**EXERCISE GOAL**:
Scan the lines below for the word "字节的数据". Copy each line you find it in.

○ ○ ○ ○ ○ ○ ○

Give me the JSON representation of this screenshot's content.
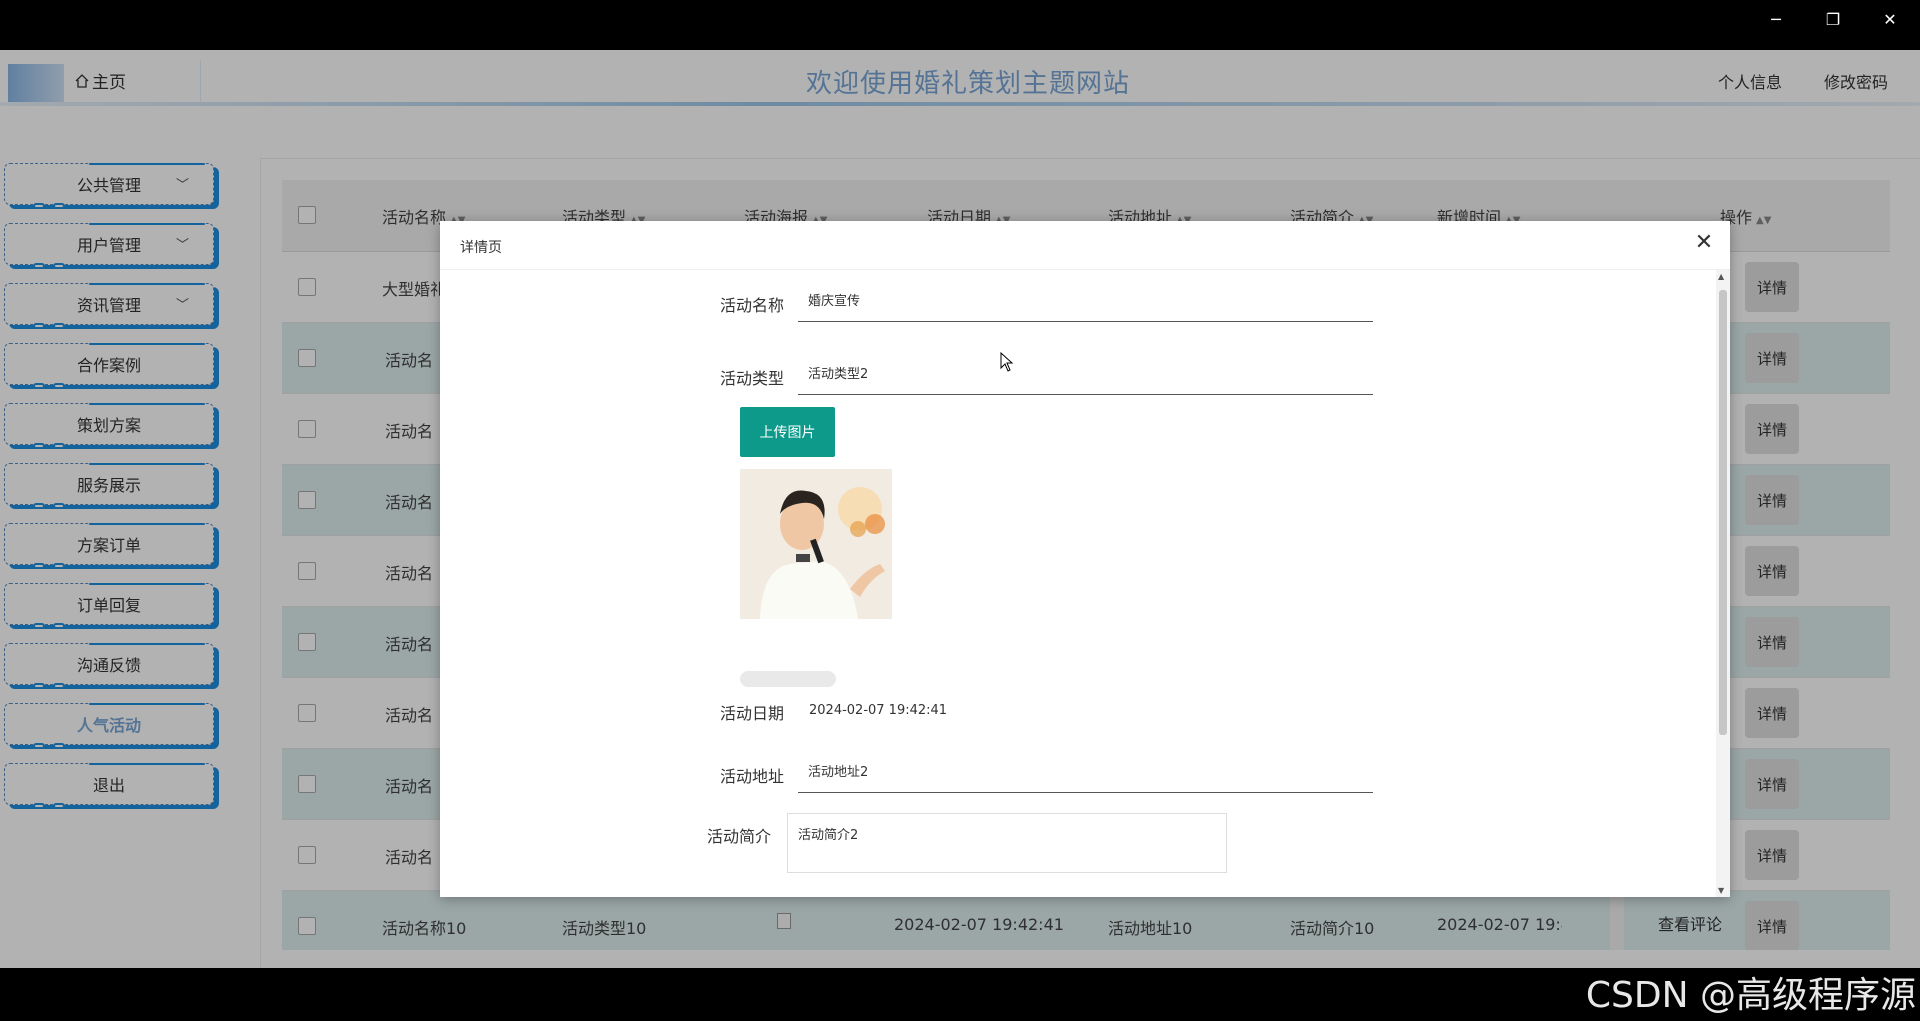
{
  "window": {
    "minimize": "─",
    "restore": "❐",
    "close": "✕"
  },
  "header": {
    "home_icon": "home-icon",
    "home": "主页",
    "title": "欢迎使用婚礼策划主题网站",
    "profile": "个人信息",
    "change_password": "修改密码"
  },
  "sidebar": {
    "items": [
      {
        "label": "公共管理",
        "expandable": true
      },
      {
        "label": "用户管理",
        "expandable": true
      },
      {
        "label": "资讯管理",
        "expandable": true
      },
      {
        "label": "合作案例"
      },
      {
        "label": "策划方案"
      },
      {
        "label": "服务展示"
      },
      {
        "label": "方案订单"
      },
      {
        "label": "订单回复"
      },
      {
        "label": "沟通反馈"
      },
      {
        "label": "人气活动",
        "active": true
      },
      {
        "label": "退出"
      }
    ]
  },
  "table": {
    "headers": [
      "活动名称",
      "活动类型",
      "活动海报",
      "活动日期",
      "活动地址",
      "活动简介",
      "新增时间",
      "操作"
    ],
    "rows": [
      {
        "name": "大型婚礼"
      },
      {
        "name": "活动名"
      },
      {
        "name": "活动名"
      },
      {
        "name": "活动名"
      },
      {
        "name": "活动名"
      },
      {
        "name": "活动名"
      },
      {
        "name": "活动名"
      },
      {
        "name": "活动名"
      },
      {
        "name": "活动名"
      },
      {
        "name": "活动名称10",
        "type": "活动类型10",
        "date": "2024-02-07 19:42:41",
        "address": "活动地址10",
        "intro": "活动简介10",
        "created": "2024-02-07 19:42:",
        "comment": "查看评论"
      }
    ],
    "detail_label": "详情"
  },
  "modal": {
    "title": "详情页",
    "close": "✕",
    "fields": {
      "name_label": "活动名称",
      "name_value": "婚庆宣传",
      "type_label": "活动类型",
      "type_value": "活动类型2",
      "upload": "上传图片",
      "date_label": "活动日期",
      "date_value": "2024-02-07 19:42:41",
      "address_label": "活动地址",
      "address_value": "活动地址2",
      "intro_label": "活动简介",
      "intro_value": "活动简介2"
    }
  },
  "watermark": "CSDN @高级程序源",
  "colors": {
    "accent": "#1e8fe0",
    "title": "#7aa7d6",
    "upload": "#0e9a8a",
    "row_alt": "#dff0ef"
  }
}
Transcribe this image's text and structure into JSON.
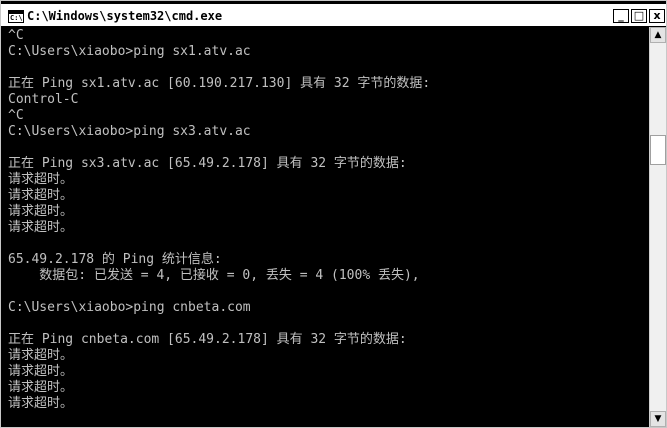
{
  "window": {
    "title": "C:\\Windows\\system32\\cmd.exe",
    "icon_label": "C:\\",
    "buttons": {
      "minimize": "_",
      "maximize": "□",
      "close": "x"
    }
  },
  "console": {
    "lines": [
      "^C",
      "C:\\Users\\xiaobo>ping sx1.atv.ac",
      "",
      "正在 Ping sx1.atv.ac [60.190.217.130] 具有 32 字节的数据:",
      "Control-C",
      "^C",
      "C:\\Users\\xiaobo>ping sx3.atv.ac",
      "",
      "正在 Ping sx3.atv.ac [65.49.2.178] 具有 32 字节的数据:",
      "请求超时。",
      "请求超时。",
      "请求超时。",
      "请求超时。",
      "",
      "65.49.2.178 的 Ping 统计信息:",
      "    数据包: 已发送 = 4, 已接收 = 0, 丢失 = 4 (100% 丢失),",
      "",
      "C:\\Users\\xiaobo>ping cnbeta.com",
      "",
      "正在 Ping cnbeta.com [65.49.2.178] 具有 32 字节的数据:",
      "请求超时。",
      "请求超时。",
      "请求超时。",
      "请求超时。"
    ]
  },
  "scrollbar": {
    "up_arrow": "▲",
    "down_arrow": "▼"
  }
}
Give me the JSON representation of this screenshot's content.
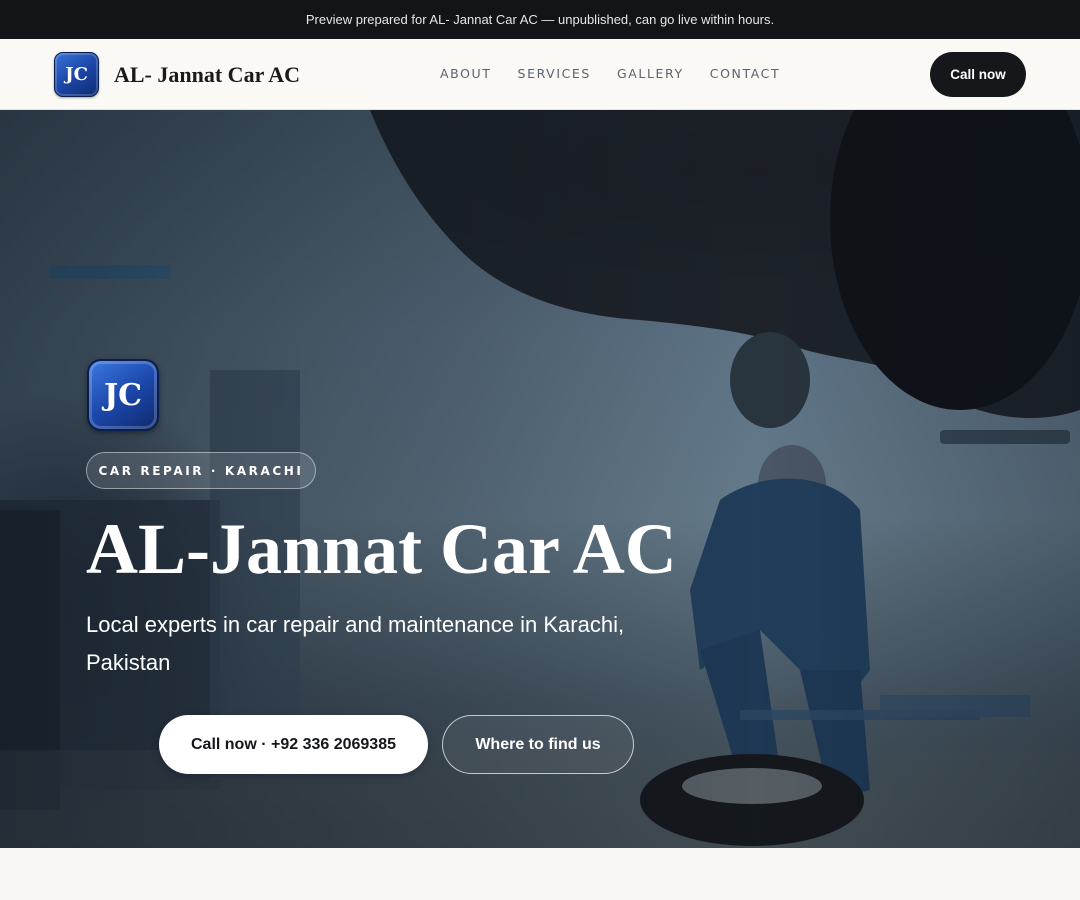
{
  "preview_bar": {
    "text": "Preview prepared for AL- Jannat Car AC — unpublished, can go live within hours."
  },
  "header": {
    "logo_initials": "JC",
    "brand_name": "AL- Jannat Car AC",
    "nav": [
      {
        "label": "ABOUT"
      },
      {
        "label": "SERVICES"
      },
      {
        "label": "GALLERY"
      },
      {
        "label": "CONTACT"
      }
    ],
    "call_label": "Call now"
  },
  "hero": {
    "logo_initials": "JC",
    "tag": "CAR REPAIR · KARACHI",
    "title": "AL-Jannat Car AC",
    "subtitle": "Local experts in car repair and maintenance in Karachi, Pakistan",
    "primary_cta": "Call now · +92 336 2069385",
    "secondary_cta": "Where to find us"
  },
  "colors": {
    "top_bar": "#121418",
    "page_bg": "#f8f7f4",
    "dark_button": "#15171b",
    "logo_blue": "#1c46a8",
    "nav_text": "#5b6270"
  }
}
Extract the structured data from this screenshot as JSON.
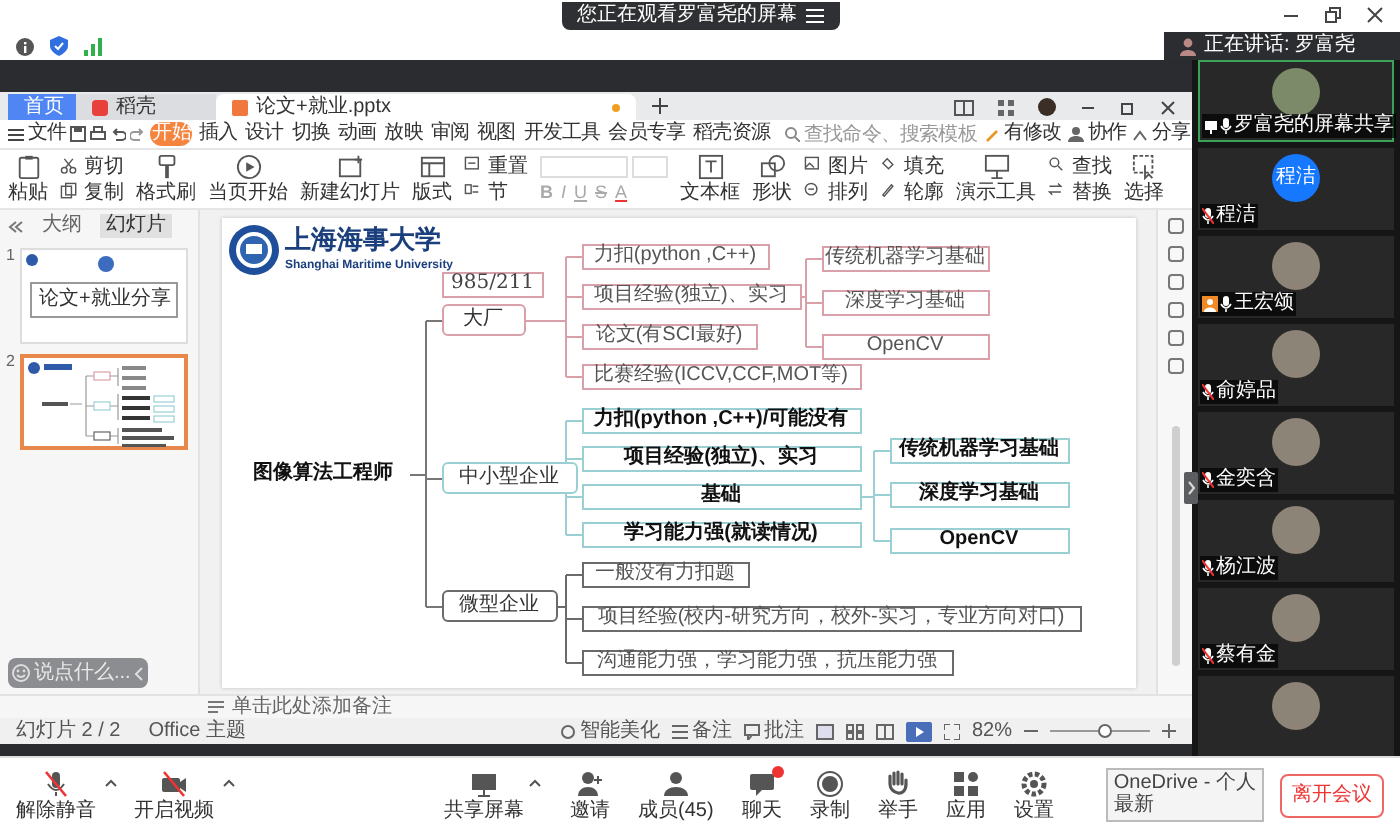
{
  "banner": {
    "text": "您正在观看罗富尧的屏幕"
  },
  "speaking": {
    "text": "正在讲话: 罗富尧"
  },
  "doc_tabs": [
    {
      "label": "首页",
      "kind": "home",
      "selected": false,
      "modified": false
    },
    {
      "label": "稻壳",
      "kind": "store",
      "selected": false,
      "modified": false
    },
    {
      "label": "论文+就业.pptx",
      "kind": "file",
      "selected": true,
      "modified": true
    }
  ],
  "menu": {
    "file": "文件",
    "items": [
      {
        "label": "开始",
        "selected": true
      },
      {
        "label": "插入",
        "selected": false
      },
      {
        "label": "设计",
        "selected": false
      },
      {
        "label": "切换",
        "selected": false
      },
      {
        "label": "动画",
        "selected": false
      },
      {
        "label": "放映",
        "selected": false
      },
      {
        "label": "审阅",
        "selected": false
      },
      {
        "label": "视图",
        "selected": false
      },
      {
        "label": "开发工具",
        "selected": false
      },
      {
        "label": "会员专享",
        "selected": false
      },
      {
        "label": "稻壳资源",
        "selected": false
      }
    ],
    "search_placeholder": "查找命令、搜索模板",
    "actions": [
      "有修改",
      "协作",
      "分享"
    ]
  },
  "ribbon": [
    {
      "kind": "big",
      "label": "粘贴"
    },
    {
      "kind": "stack",
      "labels": [
        "剪切",
        "复制"
      ]
    },
    {
      "kind": "big",
      "label": "格式刷"
    },
    {
      "kind": "big",
      "label": "当页开始"
    },
    {
      "kind": "big",
      "label": "新建幻灯片"
    },
    {
      "kind": "big",
      "label": "版式"
    },
    {
      "kind": "stack",
      "labels": [
        "重置",
        "节"
      ]
    },
    {
      "kind": "format",
      "buttons": [
        "B",
        "I",
        "U",
        "S",
        "A"
      ]
    },
    {
      "kind": "big",
      "label": "文本框"
    },
    {
      "kind": "big",
      "label": "形状"
    },
    {
      "kind": "stack",
      "labels": [
        "图片",
        "排列"
      ]
    },
    {
      "kind": "stack",
      "labels": [
        "填充",
        "轮廓"
      ]
    },
    {
      "kind": "big",
      "label": "演示工具"
    },
    {
      "kind": "stack",
      "labels": [
        "查找",
        "替换"
      ]
    },
    {
      "kind": "big",
      "label": "选择"
    }
  ],
  "slide_panel": {
    "tabs": [
      {
        "label": "大纲",
        "selected": false
      },
      {
        "label": "幻灯片",
        "selected": true
      }
    ],
    "slides": [
      {
        "number": "1",
        "title": "论文+就业分享",
        "selected": false
      },
      {
        "number": "2",
        "selected": true
      }
    ],
    "chat_placeholder": "说点什么..."
  },
  "slide": {
    "logo": {
      "name": "上海海事大学",
      "subtitle": "Shanghai Maritime University"
    },
    "mind_map": {
      "root": "图像算法工程师",
      "branches": [
        {
          "label": "大厂",
          "tag": "985/211",
          "color": "#d9a0aa",
          "bold": false,
          "children": [
            {
              "text": "力扣(python ,C++)"
            },
            {
              "text": "项目经验(独立)、实习",
              "children": [
                {
                  "text": "传统机器学习基础"
                },
                {
                  "text": "深度学习基础"
                },
                {
                  "text": "OpenCV"
                }
              ]
            },
            {
              "text": "论文(有SCI最好)"
            },
            {
              "text": "比赛经验(ICCV,CCF,MOT等)"
            }
          ]
        },
        {
          "label": "中小型企业",
          "color": "#9ad0d4",
          "bold": true,
          "children": [
            {
              "text": "力扣(python ,C++)/可能没有"
            },
            {
              "text": "项目经验(独立)、实习"
            },
            {
              "text": "基础",
              "children": [
                {
                  "text": "传统机器学习基础"
                },
                {
                  "text": "深度学习基础"
                },
                {
                  "text": "OpenCV"
                }
              ]
            },
            {
              "text": "学习能力强(就读情况)"
            }
          ]
        },
        {
          "label": "微型企业",
          "color": "#6b6b6b",
          "bold": false,
          "children": [
            {
              "text": "一般没有力扣题"
            },
            {
              "text": "项目经验(校内-研究方向，校外-实习，专业方向对口)"
            },
            {
              "text": "沟通能力强，学习能力强，抗压能力强"
            }
          ]
        }
      ]
    }
  },
  "notes_placeholder": "单击此处添加备注",
  "status_bar": {
    "slide_count": "幻灯片 2 / 2",
    "theme": "Office 主题",
    "beautify": "智能美化",
    "notes": "备注",
    "comments": "批注",
    "zoom": "82%",
    "zoom_slider": {
      "level": 0.55
    }
  },
  "participants": [
    {
      "name": "罗富尧的屏幕共享",
      "kind": "screen",
      "muted": false,
      "host": false,
      "speaking": true
    },
    {
      "name": "程洁",
      "kind": "initials",
      "initials": "程洁",
      "muted": true,
      "host": false,
      "speaking": false
    },
    {
      "name": "王宏颂",
      "kind": "photo",
      "muted": false,
      "host": true,
      "speaking": false
    },
    {
      "name": "俞婷品",
      "kind": "photo",
      "muted": true,
      "host": false,
      "speaking": false
    },
    {
      "name": "金奕含",
      "kind": "photo",
      "muted": true,
      "host": false,
      "speaking": false
    },
    {
      "name": "杨江波",
      "kind": "photo",
      "muted": true,
      "host": false,
      "speaking": false
    },
    {
      "name": "蔡有金",
      "kind": "photo",
      "muted": true,
      "host": false,
      "speaking": false
    },
    {
      "kind": "photo",
      "speaking": false
    }
  ],
  "toolbar": {
    "left": [
      {
        "label": "解除静音",
        "kind": "mic",
        "off": true
      },
      {
        "label": "开启视频",
        "kind": "camera",
        "off": true
      }
    ],
    "center": [
      {
        "label": "共享屏幕",
        "kind": "share",
        "badge": false
      },
      {
        "label": "邀请",
        "kind": "invite",
        "badge": false
      },
      {
        "label": "成员(45)",
        "kind": "members",
        "badge": false
      },
      {
        "label": "聊天",
        "kind": "chat",
        "badge": true
      },
      {
        "label": "录制",
        "kind": "record",
        "badge": false
      },
      {
        "label": "举手",
        "kind": "hand",
        "badge": false
      },
      {
        "label": "应用",
        "kind": "apps",
        "badge": false
      },
      {
        "label": "设置",
        "kind": "settings",
        "badge": false
      }
    ],
    "tooltip": [
      "OneDrive - 个人",
      "最新"
    ],
    "leave": "离开会议"
  }
}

○ ○ ○ ○ ○ ○ ○

**THE ANSWER**:
      "正在 Ping sx1.atv.ac [60.190.217.130] 具有 32 字节的数据:",
      "正在 Ping sx3.atv.ac [65.49.2.178] 具有 32 字节的数据:",
      "正在 Ping cnbeta.com [65.49.2.178] 具有 32 字节的数据:",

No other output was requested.